### DATA LINES
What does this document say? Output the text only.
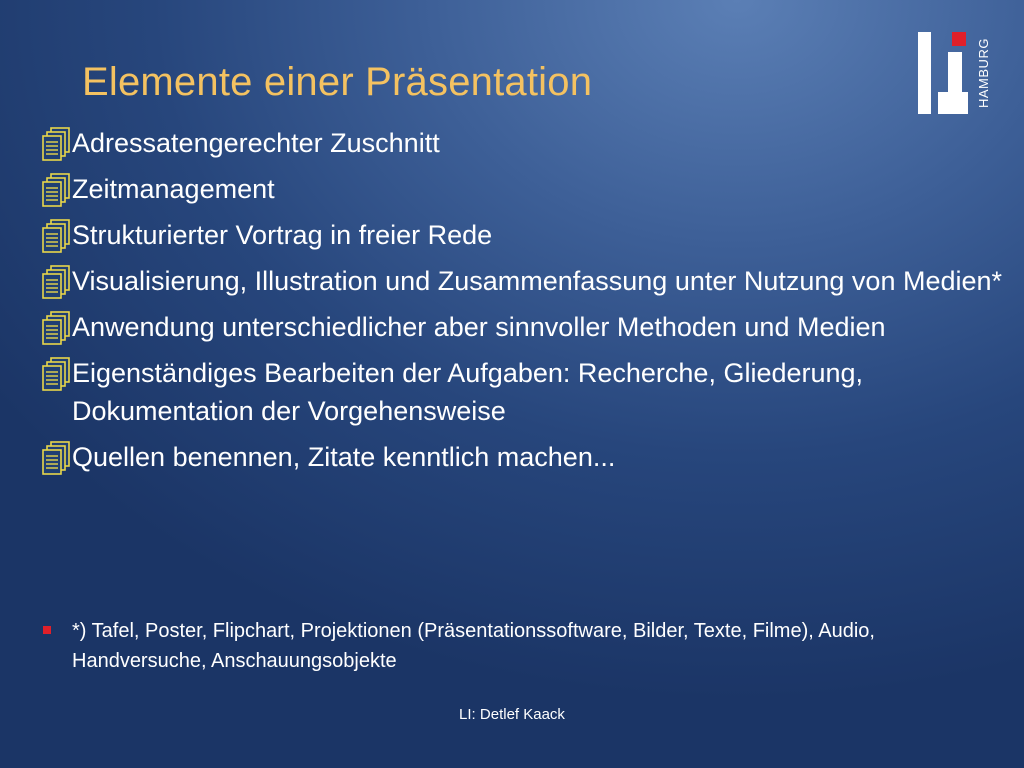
Elemente einer Präsentation	HAMBURG
Adressatengerechter Zuschnitt
Zeitmanagement
Strukturierter Vortrag in freier Rede
Visualisierung, Illustration und Zusammenfassung unter Nutzung von Medien*
Anwendung unterschiedlicher aber sinnvoller Methoden und Medien
Eigenständiges Bearbeiten der Aufgaben: Recherche, Gliederung, Dokumentation der Vorgehensweise
Quellen benennen, Zitate kenntlich machen...
*) Tafel, Poster, Flipchart, Projektionen (Präsentationssoftware, Bilder, Texte, Filme), Audio, Handversuche, Anschauungsobjekte
LI: Detlef Kaack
######
REQUIREMENTS —
Skip the images and write out the rest of the listing exactly.

ANSWER IN FULL —
What does this document say? Output the text only.
Elemente einer Präsentation	HAMBURG
Adressatengerechter Zuschnitt
Zeitmanagement
Strukturierter Vortrag in freier Rede
Visualisierung, Illustration und Zusammenfassung unter Nutzung von Medien*
Anwendung unterschiedlicher aber sinnvoller Methoden und Medien
Eigenständiges Bearbeiten der Aufgaben: Recherche, Gliederung, Dokumentation der Vorgehensweise
Quellen benennen, Zitate kenntlich machen...
*) Tafel, Poster, Flipchart, Projektionen (Präsentationssoftware, Bilder, Texte, Filme), Audio, Handversuche, Anschauungsobjekte
LI: Detlef Kaack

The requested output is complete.